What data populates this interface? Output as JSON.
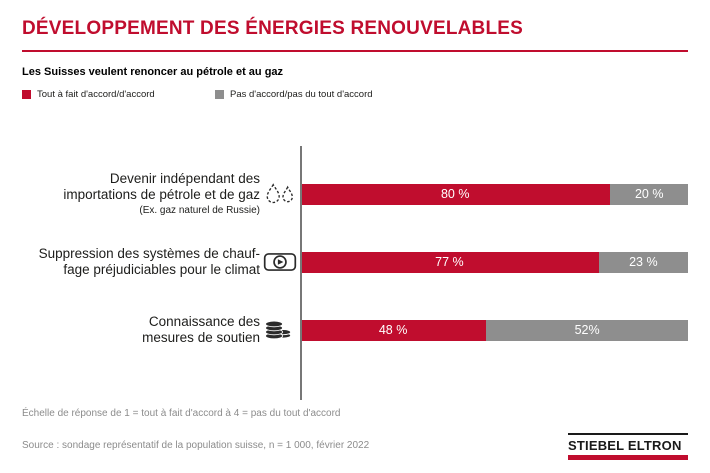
{
  "page": {
    "title": "DÉVELOPPEMENT DES ÉNERGIES RENOUVELABLES",
    "subtitle": "Les Suisses veulent renoncer au pétrole et au gaz"
  },
  "legend": [
    {
      "label": "Tout à fait d'accord/d'accord",
      "color": "#c00d2e"
    },
    {
      "label": "Pas d'accord/pas du tout d'accord",
      "color": "#8e8e8e"
    }
  ],
  "chart_data": {
    "type": "bar",
    "orientation": "horizontal",
    "stacked": true,
    "unit": "%",
    "xlim": [
      0,
      100
    ],
    "legend_position": "top",
    "categories": [
      "Devenir indépendant des importations de pétrole et de gaz",
      "Suppression des systèmes de chauffage préjudiciables pour le climat",
      "Connaissance des mesures de soutien"
    ],
    "categories_lines": [
      [
        "Devenir indépendant des",
        "importations de pétrole et de gaz"
      ],
      [
        "Suppression des systèmes de chauf-",
        "fage préjudiciables pour le climat"
      ],
      [
        "Connaissance des",
        "mesures de soutien"
      ]
    ],
    "category_notes": [
      "(Ex. gaz naturel de Russie)",
      "",
      ""
    ],
    "category_icons": [
      "gas-drops-icon",
      "heat-pump-icon",
      "coins-icon"
    ],
    "series": [
      {
        "name": "Tout à fait d'accord/d'accord",
        "color": "#c00d2e",
        "values": [
          80,
          77,
          48
        ]
      },
      {
        "name": "Pas d'accord/pas du tout d'accord",
        "color": "#8e8e8e",
        "values": [
          20,
          23,
          52
        ]
      }
    ],
    "value_labels": [
      [
        "80 %",
        "20 %"
      ],
      [
        "77 %",
        "23 %"
      ],
      [
        "48 %",
        "52%"
      ]
    ]
  },
  "footer": {
    "scale_note": "Échelle de réponse de 1 = tout à fait d'accord à 4 = pas du tout d'accord",
    "source": "Source : sondage représentatif de la population suisse, n = 1 000, février 2022"
  },
  "logo": {
    "text": "STIEBEL ELTRON"
  }
}
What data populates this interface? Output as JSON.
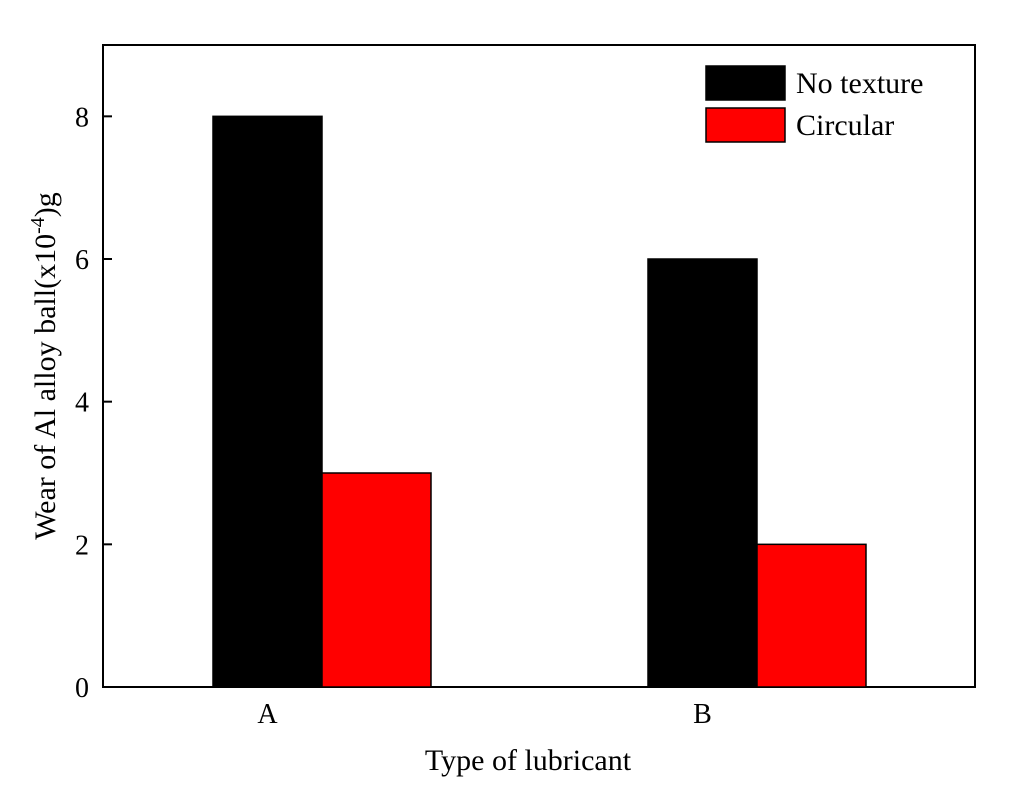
{
  "chart_data": {
    "type": "bar",
    "categories": [
      "A",
      "B"
    ],
    "series": [
      {
        "name": "No texture",
        "values": [
          8,
          6
        ],
        "color": "#000000"
      },
      {
        "name": "Circular",
        "values": [
          3,
          2
        ],
        "color": "#ff0000"
      }
    ],
    "title": "",
    "xlabel": "Type of lubricant",
    "ylabel": "Wear of Al alloy ball(x10",
    "ylabel_superscript": "-4",
    "ylabel_suffix": ")g",
    "ylim": [
      0,
      9
    ],
    "yticks": [
      0,
      2,
      4,
      6,
      8
    ],
    "grid": false,
    "legend_position": "top-right"
  }
}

-- TASK DESCRIPTION --
Read the data above and count the lines that include "indépendant". Answer only with the count.

-- THE SOLUTION --
2